→ **EXERCISE TASK**: Records follow. Select each line holding "title".

** START DATASET RECORDS **

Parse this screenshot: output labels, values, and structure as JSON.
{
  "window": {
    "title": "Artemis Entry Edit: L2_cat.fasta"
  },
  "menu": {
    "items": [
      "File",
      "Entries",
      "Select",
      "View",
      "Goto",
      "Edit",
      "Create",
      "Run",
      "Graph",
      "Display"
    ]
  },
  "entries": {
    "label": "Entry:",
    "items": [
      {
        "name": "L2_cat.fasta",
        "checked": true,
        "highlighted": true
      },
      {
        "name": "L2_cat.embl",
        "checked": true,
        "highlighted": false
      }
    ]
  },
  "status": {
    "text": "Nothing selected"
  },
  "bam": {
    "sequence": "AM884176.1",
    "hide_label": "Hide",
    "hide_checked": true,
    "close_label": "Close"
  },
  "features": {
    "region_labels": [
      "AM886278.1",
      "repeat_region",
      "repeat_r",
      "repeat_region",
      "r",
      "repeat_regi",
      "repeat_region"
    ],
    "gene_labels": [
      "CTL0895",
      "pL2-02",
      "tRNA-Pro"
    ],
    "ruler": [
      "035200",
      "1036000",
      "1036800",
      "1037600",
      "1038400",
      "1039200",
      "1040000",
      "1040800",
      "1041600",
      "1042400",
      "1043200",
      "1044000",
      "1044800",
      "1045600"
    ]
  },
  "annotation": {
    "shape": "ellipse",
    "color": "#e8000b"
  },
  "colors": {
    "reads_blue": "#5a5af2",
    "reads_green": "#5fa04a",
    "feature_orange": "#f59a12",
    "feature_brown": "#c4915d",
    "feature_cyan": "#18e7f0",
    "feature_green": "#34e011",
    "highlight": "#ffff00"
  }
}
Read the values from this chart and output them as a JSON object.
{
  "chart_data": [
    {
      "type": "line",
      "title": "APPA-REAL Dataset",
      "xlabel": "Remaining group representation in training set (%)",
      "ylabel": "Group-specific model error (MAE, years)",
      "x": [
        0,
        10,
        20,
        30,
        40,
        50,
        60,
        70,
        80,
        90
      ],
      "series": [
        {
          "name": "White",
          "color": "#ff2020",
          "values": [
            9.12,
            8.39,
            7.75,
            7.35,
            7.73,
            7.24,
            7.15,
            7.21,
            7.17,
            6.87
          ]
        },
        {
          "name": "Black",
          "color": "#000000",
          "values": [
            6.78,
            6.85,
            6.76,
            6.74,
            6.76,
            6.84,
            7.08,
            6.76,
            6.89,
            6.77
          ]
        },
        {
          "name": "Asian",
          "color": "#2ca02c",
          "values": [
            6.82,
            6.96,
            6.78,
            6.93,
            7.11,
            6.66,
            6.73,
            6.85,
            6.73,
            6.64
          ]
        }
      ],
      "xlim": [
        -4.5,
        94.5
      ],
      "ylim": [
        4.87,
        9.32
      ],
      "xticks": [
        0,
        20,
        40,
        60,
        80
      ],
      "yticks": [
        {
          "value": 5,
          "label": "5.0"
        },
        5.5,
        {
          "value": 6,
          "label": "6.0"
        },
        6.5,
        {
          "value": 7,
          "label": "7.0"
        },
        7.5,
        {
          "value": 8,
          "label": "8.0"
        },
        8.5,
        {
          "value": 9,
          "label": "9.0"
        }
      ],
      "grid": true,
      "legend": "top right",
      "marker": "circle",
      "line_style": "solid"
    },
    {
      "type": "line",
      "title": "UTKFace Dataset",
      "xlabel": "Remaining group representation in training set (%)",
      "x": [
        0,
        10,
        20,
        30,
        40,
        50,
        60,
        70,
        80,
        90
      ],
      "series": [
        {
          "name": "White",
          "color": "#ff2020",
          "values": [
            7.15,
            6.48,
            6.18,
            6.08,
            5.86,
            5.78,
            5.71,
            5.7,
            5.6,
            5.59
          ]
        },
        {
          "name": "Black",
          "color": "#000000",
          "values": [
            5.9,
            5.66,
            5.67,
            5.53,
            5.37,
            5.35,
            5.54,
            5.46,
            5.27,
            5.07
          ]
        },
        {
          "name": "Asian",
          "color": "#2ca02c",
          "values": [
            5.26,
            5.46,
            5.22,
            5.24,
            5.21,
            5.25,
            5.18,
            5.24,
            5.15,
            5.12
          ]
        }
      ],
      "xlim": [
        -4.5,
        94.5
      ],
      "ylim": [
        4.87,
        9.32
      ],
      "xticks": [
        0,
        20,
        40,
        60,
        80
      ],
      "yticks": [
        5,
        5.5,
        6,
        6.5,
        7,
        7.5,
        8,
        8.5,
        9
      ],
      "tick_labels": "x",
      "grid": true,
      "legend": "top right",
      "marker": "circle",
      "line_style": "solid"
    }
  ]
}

** END DATASET RECORDS **

→ **TASK OUTPUT**:
    "title": "Artemis Entry Edit: L2_cat.fasta"
      "title": "APPA-REAL Dataset",
      "title": "UTKFace Dataset",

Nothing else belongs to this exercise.